◆ EXERCISE ◆
All lines featuring the string "Equipe" are to be listed.
===== INPUT RECORDS =====
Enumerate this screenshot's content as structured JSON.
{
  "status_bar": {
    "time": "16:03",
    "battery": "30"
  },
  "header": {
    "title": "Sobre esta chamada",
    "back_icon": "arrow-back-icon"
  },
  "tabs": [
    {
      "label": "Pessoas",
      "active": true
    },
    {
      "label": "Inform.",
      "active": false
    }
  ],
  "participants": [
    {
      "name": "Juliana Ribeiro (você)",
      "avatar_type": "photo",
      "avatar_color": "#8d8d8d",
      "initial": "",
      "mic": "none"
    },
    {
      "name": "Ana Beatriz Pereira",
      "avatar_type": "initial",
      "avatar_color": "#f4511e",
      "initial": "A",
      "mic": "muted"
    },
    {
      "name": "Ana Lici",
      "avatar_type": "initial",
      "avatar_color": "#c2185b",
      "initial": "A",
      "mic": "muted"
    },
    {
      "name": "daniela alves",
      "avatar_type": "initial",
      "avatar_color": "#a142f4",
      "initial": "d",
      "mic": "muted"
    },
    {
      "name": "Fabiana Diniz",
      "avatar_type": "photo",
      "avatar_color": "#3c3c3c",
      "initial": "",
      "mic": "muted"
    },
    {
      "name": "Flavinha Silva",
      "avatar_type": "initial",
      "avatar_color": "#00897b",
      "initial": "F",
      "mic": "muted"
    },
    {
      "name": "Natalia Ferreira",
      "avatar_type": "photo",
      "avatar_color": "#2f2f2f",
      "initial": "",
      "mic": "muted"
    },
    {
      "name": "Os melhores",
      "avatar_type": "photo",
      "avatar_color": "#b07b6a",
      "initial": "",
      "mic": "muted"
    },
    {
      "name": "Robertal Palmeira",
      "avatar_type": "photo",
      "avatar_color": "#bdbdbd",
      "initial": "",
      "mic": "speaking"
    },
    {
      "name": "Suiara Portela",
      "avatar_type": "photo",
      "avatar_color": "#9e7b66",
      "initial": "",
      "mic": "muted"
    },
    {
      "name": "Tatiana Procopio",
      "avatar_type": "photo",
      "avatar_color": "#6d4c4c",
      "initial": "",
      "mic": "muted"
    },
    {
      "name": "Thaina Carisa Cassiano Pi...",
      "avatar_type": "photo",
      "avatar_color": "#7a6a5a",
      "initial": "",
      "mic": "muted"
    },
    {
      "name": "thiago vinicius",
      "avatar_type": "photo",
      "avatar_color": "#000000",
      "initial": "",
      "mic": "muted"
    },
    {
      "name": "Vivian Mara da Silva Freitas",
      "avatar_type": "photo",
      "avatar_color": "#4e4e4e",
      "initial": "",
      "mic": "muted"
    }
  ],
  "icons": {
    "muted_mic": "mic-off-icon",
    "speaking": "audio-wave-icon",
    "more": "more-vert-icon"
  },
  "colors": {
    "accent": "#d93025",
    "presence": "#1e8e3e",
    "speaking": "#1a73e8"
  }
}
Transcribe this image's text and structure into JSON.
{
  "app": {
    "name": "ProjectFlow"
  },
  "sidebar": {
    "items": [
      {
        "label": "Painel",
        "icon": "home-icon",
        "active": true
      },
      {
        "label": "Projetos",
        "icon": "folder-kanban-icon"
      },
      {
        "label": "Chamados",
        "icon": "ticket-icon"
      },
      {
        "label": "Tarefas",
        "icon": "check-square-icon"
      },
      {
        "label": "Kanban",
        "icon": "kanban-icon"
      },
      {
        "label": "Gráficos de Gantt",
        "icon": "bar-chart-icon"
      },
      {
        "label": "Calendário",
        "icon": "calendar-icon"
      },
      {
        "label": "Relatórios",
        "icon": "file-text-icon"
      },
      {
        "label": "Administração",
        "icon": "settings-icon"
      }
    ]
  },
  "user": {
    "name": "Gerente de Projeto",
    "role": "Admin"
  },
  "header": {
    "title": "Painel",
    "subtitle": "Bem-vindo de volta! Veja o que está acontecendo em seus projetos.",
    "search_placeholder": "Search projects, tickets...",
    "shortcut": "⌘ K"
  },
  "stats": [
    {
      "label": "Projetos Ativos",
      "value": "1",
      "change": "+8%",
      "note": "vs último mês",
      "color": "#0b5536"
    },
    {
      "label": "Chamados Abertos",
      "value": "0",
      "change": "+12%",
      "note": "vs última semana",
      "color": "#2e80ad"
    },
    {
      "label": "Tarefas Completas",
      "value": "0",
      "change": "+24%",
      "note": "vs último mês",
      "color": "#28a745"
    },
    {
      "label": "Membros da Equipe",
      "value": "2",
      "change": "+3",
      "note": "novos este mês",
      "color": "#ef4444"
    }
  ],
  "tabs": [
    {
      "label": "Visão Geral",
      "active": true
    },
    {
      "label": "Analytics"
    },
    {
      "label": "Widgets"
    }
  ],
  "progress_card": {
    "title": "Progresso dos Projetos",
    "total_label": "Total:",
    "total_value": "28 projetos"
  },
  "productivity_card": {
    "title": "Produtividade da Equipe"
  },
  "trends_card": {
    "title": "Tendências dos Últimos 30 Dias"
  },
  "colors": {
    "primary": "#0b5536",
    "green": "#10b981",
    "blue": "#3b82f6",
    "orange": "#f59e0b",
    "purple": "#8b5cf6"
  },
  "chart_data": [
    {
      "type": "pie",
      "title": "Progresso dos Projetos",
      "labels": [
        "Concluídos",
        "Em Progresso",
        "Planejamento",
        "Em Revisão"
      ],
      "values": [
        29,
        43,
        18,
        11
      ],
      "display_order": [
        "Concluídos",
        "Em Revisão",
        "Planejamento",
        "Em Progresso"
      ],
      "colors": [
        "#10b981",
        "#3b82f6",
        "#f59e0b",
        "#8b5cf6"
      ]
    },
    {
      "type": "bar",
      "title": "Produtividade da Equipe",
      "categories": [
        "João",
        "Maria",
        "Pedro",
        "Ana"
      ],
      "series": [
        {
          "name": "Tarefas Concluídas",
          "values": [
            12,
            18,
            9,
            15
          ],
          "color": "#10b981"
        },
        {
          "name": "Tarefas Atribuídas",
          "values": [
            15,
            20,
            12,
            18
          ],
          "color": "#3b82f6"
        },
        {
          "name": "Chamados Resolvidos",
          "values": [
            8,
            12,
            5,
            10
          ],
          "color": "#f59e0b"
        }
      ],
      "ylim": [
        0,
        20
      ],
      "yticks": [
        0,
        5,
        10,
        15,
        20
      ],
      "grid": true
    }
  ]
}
=====
◆ COMPLETE ANSWER ◆
      "label": "Membros da Equipe",
    "title": "Produtividade da Equipe"
      "title": "Produtividade da Equipe",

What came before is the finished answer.